What you should do: Copy everything in the data below exactly except the pictures.

Dataset excerpt:
>> start
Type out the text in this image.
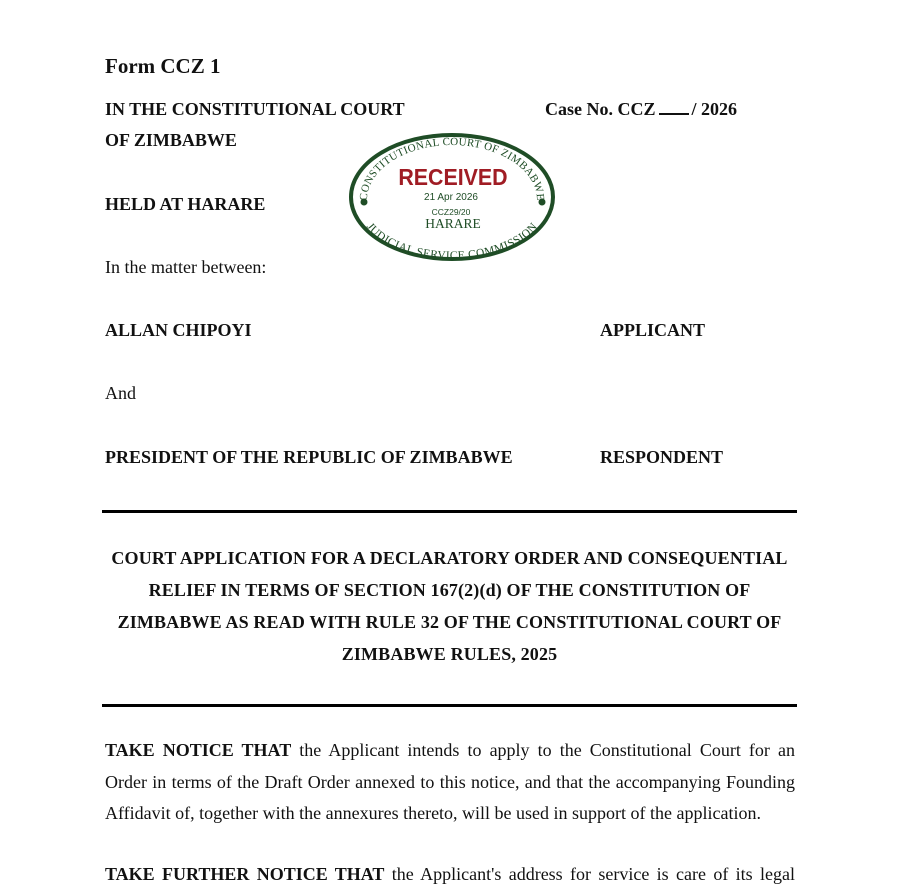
Form CCZ 1
IN THE CONSTITUTIONAL COURT	Case No. CCZ / 2026
OF ZIMBABWE
HELD AT HARARE	CONSTITUTIONAL COURT OF ZIMBABWE
JUDICIAL SERVICE COMMISSION
RECEIVED
21 Apr 2026
CCZ29/20
HARARE
In the matter between:
ALLAN CHIPOYI	APPLICANT
And
PRESIDENT OF THE REPUBLIC OF ZIMBABWE	RESPONDENT
COURT APPLICATION FOR A DECLARATORY ORDER AND CONSEQUENTIAL
RELIEF IN TERMS OF SECTION 167(2)(d) OF THE CONSTITUTION OF
ZIMBABWE AS READ WITH RULE 32 OF THE CONSTITUTIONAL COURT OF
ZIMBABWE RULES, 2025
TAKE NOTICE THAT the Applicant intends to apply to the Constitutional Court for an
Order in terms of the Draft Order annexed to this notice, and that the accompanying Founding
Affidavit of, together with the annexures thereto, will be used in support of the application.
TAKE FURTHER NOTICE THAT the Applicant's address for service is care of its legal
>> end
Answer to this problem:
Type out the text in this image.
Form CCZ 1
IN THE CONSTITUTIONAL COURT	Case No. CCZ / 2026
OF ZIMBABWE
HELD AT HARARE	CONSTITUTIONAL COURT OF ZIMBABWE
JUDICIAL SERVICE COMMISSION
RECEIVED
21 Apr 2026
CCZ29/20
HARARE
In the matter between:
ALLAN CHIPOYI	APPLICANT
And
PRESIDENT OF THE REPUBLIC OF ZIMBABWE	RESPONDENT
COURT APPLICATION FOR A DECLARATORY ORDER AND CONSEQUENTIAL
RELIEF IN TERMS OF SECTION 167(2)(d) OF THE CONSTITUTION OF
ZIMBABWE AS READ WITH RULE 32 OF THE CONSTITUTIONAL COURT OF
ZIMBABWE RULES, 2025
TAKE NOTICE THAT the Applicant intends to apply to the Constitutional Court for an
Order in terms of the Draft Order annexed to this notice, and that the accompanying Founding
Affidavit of, together with the annexures thereto, will be used in support of the application.
TAKE FURTHER NOTICE THAT the Applicant's address for service is care of its legal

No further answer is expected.